Layout coordinate data
-*-*-

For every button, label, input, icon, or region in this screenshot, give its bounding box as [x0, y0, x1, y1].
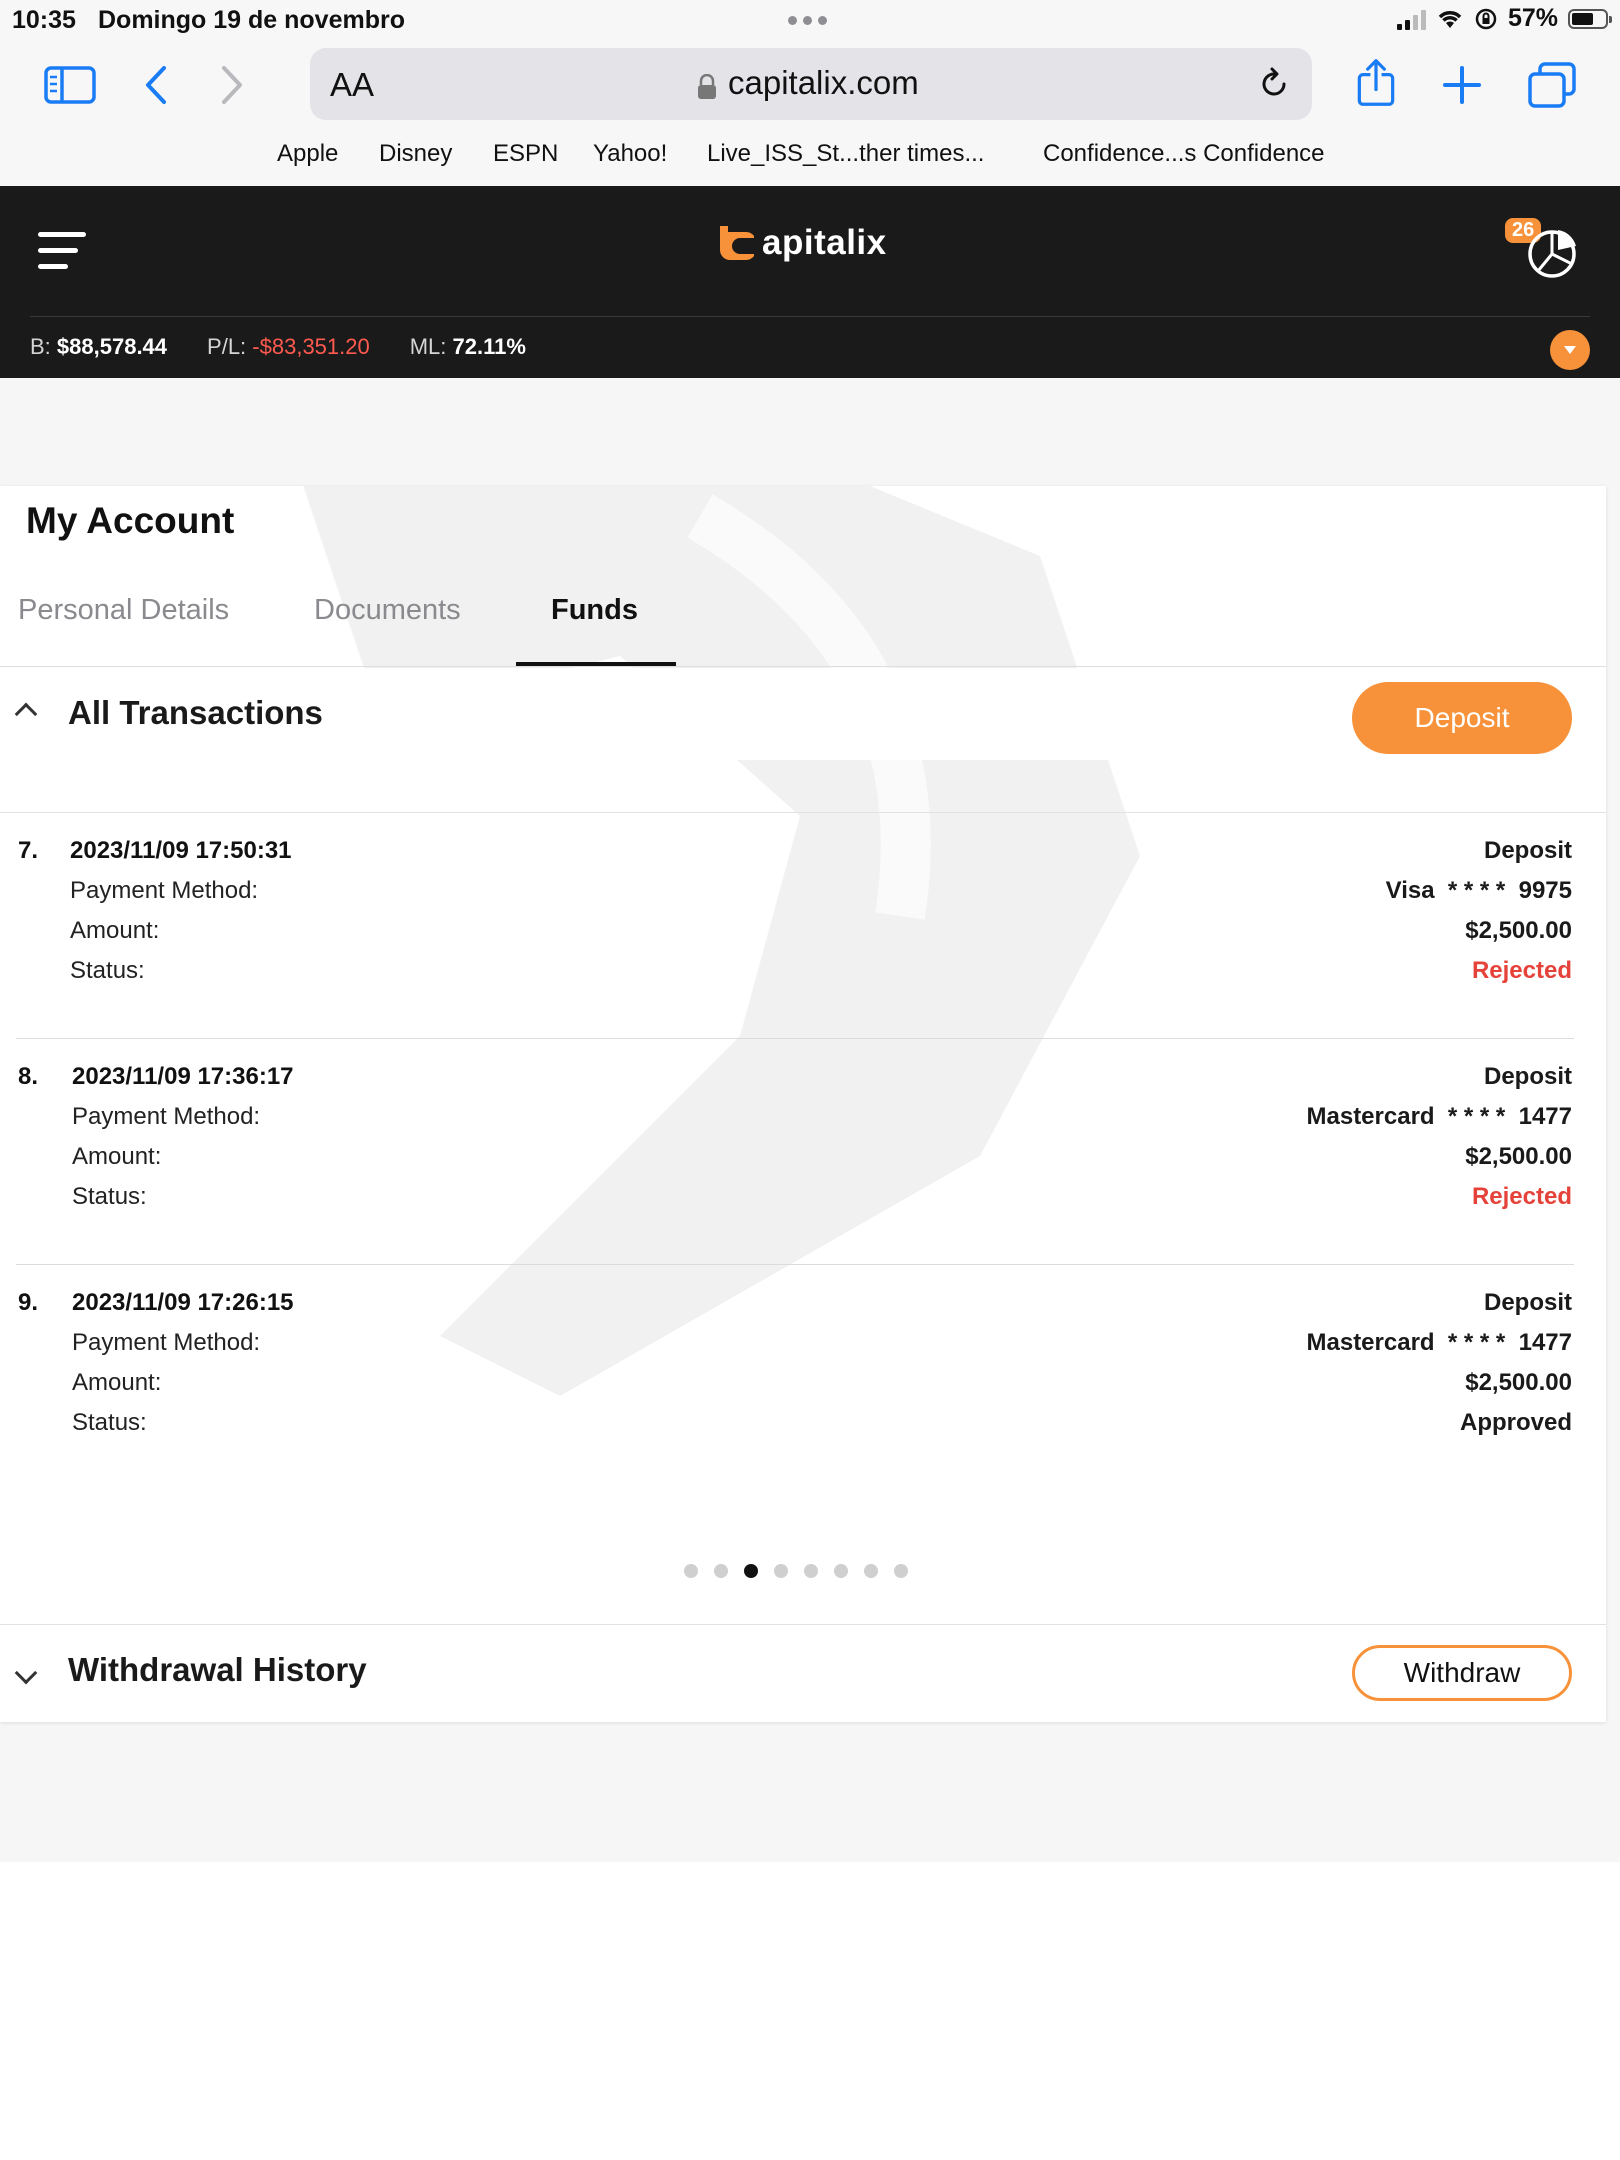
page-dot[interactable]	[774, 1564, 788, 1578]
page-dot[interactable]	[744, 1564, 758, 1578]
status-bar: 10:35 Domingo 19 de novembro 57%	[0, 0, 1620, 40]
account-stats: B: $88,578.44 P/L: -$83,351.20 ML: 72.11…	[30, 334, 526, 360]
payment-method-label: Payment Method:	[72, 1103, 261, 1130]
favorite-live-iss[interactable]: Live_ISS_St...ther times...	[707, 140, 984, 168]
status-value: Approved	[1459, 1409, 1572, 1436]
payment-method-value: Mastercard * * * * 1477	[1306, 1329, 1573, 1356]
transaction-number: 7.	[18, 837, 39, 864]
all-transactions-header[interactable]: All Transactions Deposit	[0, 668, 1606, 760]
active-tab-indicator	[516, 662, 676, 666]
orientation-lock-icon	[1475, 8, 1497, 29]
favorite-disney[interactable]: Disney	[379, 140, 452, 168]
portfolio-pie-icon[interactable]	[1518, 222, 1584, 282]
page-dot[interactable]	[834, 1564, 848, 1578]
collapse-chevron-icon[interactable]	[14, 702, 38, 726]
amount-value: $2,500.00	[1465, 1143, 1572, 1170]
favorite-espn[interactable]: ESPN	[493, 140, 558, 168]
pagination-dots	[684, 1564, 908, 1578]
menu-icon[interactable]	[38, 232, 88, 274]
amount-label: Amount:	[70, 917, 160, 944]
browser-toolbar: AA capitalix.com Apple Disney ESPN Yahoo…	[0, 40, 1620, 187]
logo-c-icon	[720, 226, 754, 260]
withdrawal-history-title: Withdrawal History	[68, 1651, 367, 1688]
tabs-overview-icon[interactable]	[1522, 60, 1582, 110]
all-transactions-title: All Transactions	[68, 694, 323, 731]
text-size-button[interactable]: AA	[330, 66, 374, 104]
sidebar-icon[interactable]	[40, 60, 100, 110]
transaction-datetime: 2023/11/09 17:36:17	[72, 1063, 294, 1090]
url-text: capitalix.com	[728, 64, 919, 101]
page-title: My Account	[26, 500, 235, 541]
favorite-confidence[interactable]: Confidence...s Confidence	[1043, 140, 1325, 168]
cellular-signal-icon	[1396, 8, 1426, 30]
transaction-number: 8.	[18, 1063, 39, 1090]
transaction-type: Deposit	[1483, 1289, 1572, 1316]
capitalix-logo[interactable]: apitalix	[716, 222, 887, 264]
account-tabs: Personal Details Documents Funds	[0, 594, 1606, 667]
battery-percent: 57%	[1507, 4, 1558, 32]
tab-funds[interactable]: Funds	[551, 594, 638, 627]
status-label: Status:	[70, 957, 145, 984]
favorite-yahoo[interactable]: Yahoo!	[593, 140, 667, 168]
status-time: 10:35	[12, 6, 76, 34]
pl-stat: P/L: -$83,351.20	[207, 334, 370, 359]
ml-value: 72.11%	[452, 334, 526, 359]
transaction-type: Deposit	[1483, 837, 1572, 864]
back-icon[interactable]	[126, 60, 186, 110]
status-label: Status:	[72, 1183, 147, 1210]
payment-method-value: Visa * * * * 9975	[1385, 877, 1572, 904]
expand-chevron-icon[interactable]	[14, 1661, 38, 1685]
my-account-card: My Account Personal Details Documents Fu…	[0, 486, 1606, 1722]
withdraw-button[interactable]: Withdraw	[1352, 1645, 1572, 1701]
amount-label: Amount:	[72, 1143, 162, 1170]
stats-expand-toggle[interactable]	[1550, 330, 1590, 370]
main-content: My Account Personal Details Documents Fu…	[0, 378, 1620, 1862]
transaction-datetime: 2023/11/09 17:50:31	[70, 837, 292, 864]
share-icon[interactable]	[1346, 58, 1406, 108]
deposit-button[interactable]: Deposit	[1352, 682, 1572, 754]
payment-method-label: Payment Method:	[70, 877, 259, 904]
forward-icon[interactable]	[202, 60, 262, 110]
tab-personal-details[interactable]: Personal Details	[18, 594, 229, 627]
wifi-icon	[1438, 10, 1462, 28]
page-dot[interactable]	[804, 1564, 818, 1578]
transaction-row: 8. 2023/11/09 17:36:17 Payment Method: A…	[0, 1039, 1606, 1265]
address-bar[interactable]: AA capitalix.com	[310, 48, 1312, 120]
status-value: Rejected	[1471, 1183, 1572, 1210]
transaction-row: 7. 2023/11/09 17:50:31 Payment Method: A…	[0, 813, 1606, 1039]
reload-icon[interactable]	[1254, 64, 1294, 104]
page-dot[interactable]	[864, 1564, 878, 1578]
text-size-label: AA	[330, 66, 375, 103]
amount-value: $2,500.00	[1465, 1369, 1572, 1396]
page-dot[interactable]	[714, 1564, 728, 1578]
page-dot[interactable]	[894, 1564, 908, 1578]
transaction-type: Deposit	[1483, 1063, 1572, 1090]
page-dot[interactable]	[684, 1564, 698, 1578]
payment-method-label: Payment Method:	[72, 1329, 261, 1356]
lock-icon	[698, 74, 716, 99]
status-value: Rejected	[1471, 957, 1572, 984]
status-label: Status:	[72, 1409, 147, 1436]
status-indicators: 57%	[1396, 4, 1612, 33]
transaction-row: 9. 2023/11/09 17:26:15 Payment Method: A…	[0, 1265, 1606, 1491]
favorite-apple[interactable]: Apple	[277, 140, 338, 168]
pl-value: -$83,351.20	[252, 334, 370, 359]
new-tab-icon[interactable]	[1432, 60, 1492, 110]
withdrawal-history-header[interactable]: Withdrawal History Withdraw	[0, 1624, 1606, 1721]
amount-label: Amount:	[72, 1369, 162, 1396]
transaction-datetime: 2023/11/09 17:26:15	[72, 1289, 294, 1316]
payment-method-value: Mastercard * * * * 1477	[1306, 1103, 1573, 1130]
amount-value: $2,500.00	[1465, 917, 1572, 944]
tab-documents[interactable]: Documents	[314, 594, 461, 627]
balance-stat: B: $88,578.44	[30, 334, 168, 359]
transaction-number: 9.	[18, 1289, 39, 1316]
app-header: apitalix 26 B: $88,578.44 P/L: -$83,351.…	[0, 186, 1620, 378]
balance-value: $88,578.44	[56, 334, 168, 359]
logo-text: apitalix	[762, 223, 887, 262]
status-date: Domingo 19 de novembro	[98, 6, 405, 34]
battery-icon	[1568, 8, 1612, 29]
multitasking-dots-icon[interactable]	[788, 16, 827, 25]
ml-stat: ML: 72.11%	[409, 334, 526, 359]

-*-*-

### Instructions to follow
Rewrite all of the lines above, replacing "Mastercard" with "Visa" and keeping every other detail the same. Omit the pictures from your answer.

### Exercise output
For every button, label, input, icon, or region in this screenshot, give its bounding box as [x0, y0, x1, y1].
page-dot[interactable]	[774, 1564, 788, 1578]
page-dot[interactable]	[744, 1564, 758, 1578]
status-bar: 10:35 Domingo 19 de novembro 57%	[0, 0, 1620, 40]
account-stats: B: $88,578.44 P/L: -$83,351.20 ML: 72.11…	[30, 334, 526, 360]
payment-method-label: Payment Method:	[72, 1103, 261, 1130]
favorite-live-iss[interactable]: Live_ISS_St...ther times...	[707, 140, 984, 168]
status-value: Approved	[1459, 1409, 1572, 1436]
payment-method-value: Visa * * * * 1477	[1306, 1329, 1573, 1356]
transaction-number: 7.	[18, 837, 39, 864]
all-transactions-header[interactable]: All Transactions Deposit	[0, 668, 1606, 760]
active-tab-indicator	[516, 662, 676, 666]
orientation-lock-icon	[1475, 8, 1497, 29]
favorite-disney[interactable]: Disney	[379, 140, 452, 168]
portfolio-pie-icon[interactable]	[1518, 222, 1584, 282]
page-dot[interactable]	[834, 1564, 848, 1578]
collapse-chevron-icon[interactable]	[14, 702, 38, 726]
amount-value: $2,500.00	[1465, 1143, 1572, 1170]
favorite-espn[interactable]: ESPN	[493, 140, 558, 168]
pagination-dots	[684, 1564, 908, 1578]
menu-icon[interactable]	[38, 232, 88, 274]
amount-label: Amount:	[70, 917, 160, 944]
browser-toolbar: AA capitalix.com Apple Disney ESPN Yahoo…	[0, 40, 1620, 187]
logo-c-icon	[720, 226, 754, 260]
withdrawal-history-title: Withdrawal History	[68, 1651, 367, 1688]
tabs-overview-icon[interactable]	[1522, 60, 1582, 110]
all-transactions-title: All Transactions	[68, 694, 323, 731]
text-size-button[interactable]: AA	[330, 66, 374, 104]
sidebar-icon[interactable]	[40, 60, 100, 110]
transaction-datetime: 2023/11/09 17:36:17	[72, 1063, 294, 1090]
url-text: capitalix.com	[728, 64, 919, 101]
page-title: My Account	[26, 500, 235, 541]
favorite-confidence[interactable]: Confidence...s Confidence	[1043, 140, 1325, 168]
cellular-signal-icon	[1396, 8, 1426, 30]
transaction-number: 8.	[18, 1063, 39, 1090]
transaction-type: Deposit	[1483, 1289, 1572, 1316]
capitalix-logo[interactable]: apitalix	[716, 222, 887, 264]
account-tabs: Personal Details Documents Funds	[0, 594, 1606, 667]
battery-percent: 57%	[1507, 4, 1558, 32]
tab-funds[interactable]: Funds	[551, 594, 638, 627]
status-label: Status:	[70, 957, 145, 984]
favorite-yahoo[interactable]: Yahoo!	[593, 140, 667, 168]
status-time: 10:35	[12, 6, 76, 34]
pl-stat: P/L: -$83,351.20	[207, 334, 370, 359]
ml-value: 72.11%	[452, 334, 526, 359]
transaction-type: Deposit	[1483, 837, 1572, 864]
back-icon[interactable]	[126, 60, 186, 110]
status-label: Status:	[72, 1183, 147, 1210]
payment-method-value: Visa * * * * 9975	[1385, 877, 1572, 904]
expand-chevron-icon[interactable]	[14, 1661, 38, 1685]
my-account-card: My Account Personal Details Documents Fu…	[0, 486, 1606, 1722]
withdraw-button[interactable]: Withdraw	[1352, 1645, 1572, 1701]
amount-label: Amount:	[72, 1143, 162, 1170]
stats-expand-toggle[interactable]	[1550, 330, 1590, 370]
main-content: My Account Personal Details Documents Fu…	[0, 378, 1620, 1862]
transaction-datetime: 2023/11/09 17:50:31	[70, 837, 292, 864]
share-icon[interactable]	[1346, 58, 1406, 108]
deposit-button[interactable]: Deposit	[1352, 682, 1572, 754]
payment-method-label: Payment Method:	[70, 877, 259, 904]
forward-icon[interactable]	[202, 60, 262, 110]
tab-personal-details[interactable]: Personal Details	[18, 594, 229, 627]
wifi-icon	[1438, 10, 1462, 28]
page-dot[interactable]	[804, 1564, 818, 1578]
transaction-row: 8. 2023/11/09 17:36:17 Payment Method: A…	[0, 1039, 1606, 1265]
address-bar[interactable]: AA capitalix.com	[310, 48, 1312, 120]
status-value: Rejected	[1471, 1183, 1572, 1210]
transaction-row: 7. 2023/11/09 17:50:31 Payment Method: A…	[0, 813, 1606, 1039]
reload-icon[interactable]	[1254, 64, 1294, 104]
page-dot[interactable]	[864, 1564, 878, 1578]
text-size-label: AA	[330, 66, 375, 103]
amount-value: $2,500.00	[1465, 1369, 1572, 1396]
page-dot[interactable]	[714, 1564, 728, 1578]
page-dot[interactable]	[894, 1564, 908, 1578]
transaction-type: Deposit	[1483, 1063, 1572, 1090]
page-dot[interactable]	[684, 1564, 698, 1578]
payment-method-label: Payment Method:	[72, 1329, 261, 1356]
lock-icon	[698, 74, 716, 99]
status-value: Rejected	[1471, 957, 1572, 984]
status-label: Status:	[72, 1409, 147, 1436]
status-indicators: 57%	[1396, 4, 1612, 33]
transaction-row: 9. 2023/11/09 17:26:15 Payment Method: A…	[0, 1265, 1606, 1491]
favorite-apple[interactable]: Apple	[277, 140, 338, 168]
pl-value: -$83,351.20	[252, 334, 370, 359]
new-tab-icon[interactable]	[1432, 60, 1492, 110]
withdrawal-history-header[interactable]: Withdrawal History Withdraw	[0, 1624, 1606, 1721]
amount-label: Amount:	[72, 1369, 162, 1396]
transaction-datetime: 2023/11/09 17:26:15	[72, 1289, 294, 1316]
payment-method-value: Visa * * * * 1477	[1306, 1103, 1573, 1130]
amount-value: $2,500.00	[1465, 917, 1572, 944]
tab-documents[interactable]: Documents	[314, 594, 461, 627]
balance-stat: B: $88,578.44	[30, 334, 168, 359]
transaction-number: 9.	[18, 1289, 39, 1316]
app-header: apitalix 26 B: $88,578.44 P/L: -$83,351.…	[0, 186, 1620, 378]
balance-value: $88,578.44	[56, 334, 168, 359]
logo-text: apitalix	[762, 223, 887, 262]
status-date: Domingo 19 de novembro	[98, 6, 405, 34]
battery-icon	[1568, 8, 1612, 29]
multitasking-dots-icon[interactable]	[788, 16, 827, 25]
ml-stat: ML: 72.11%	[409, 334, 526, 359]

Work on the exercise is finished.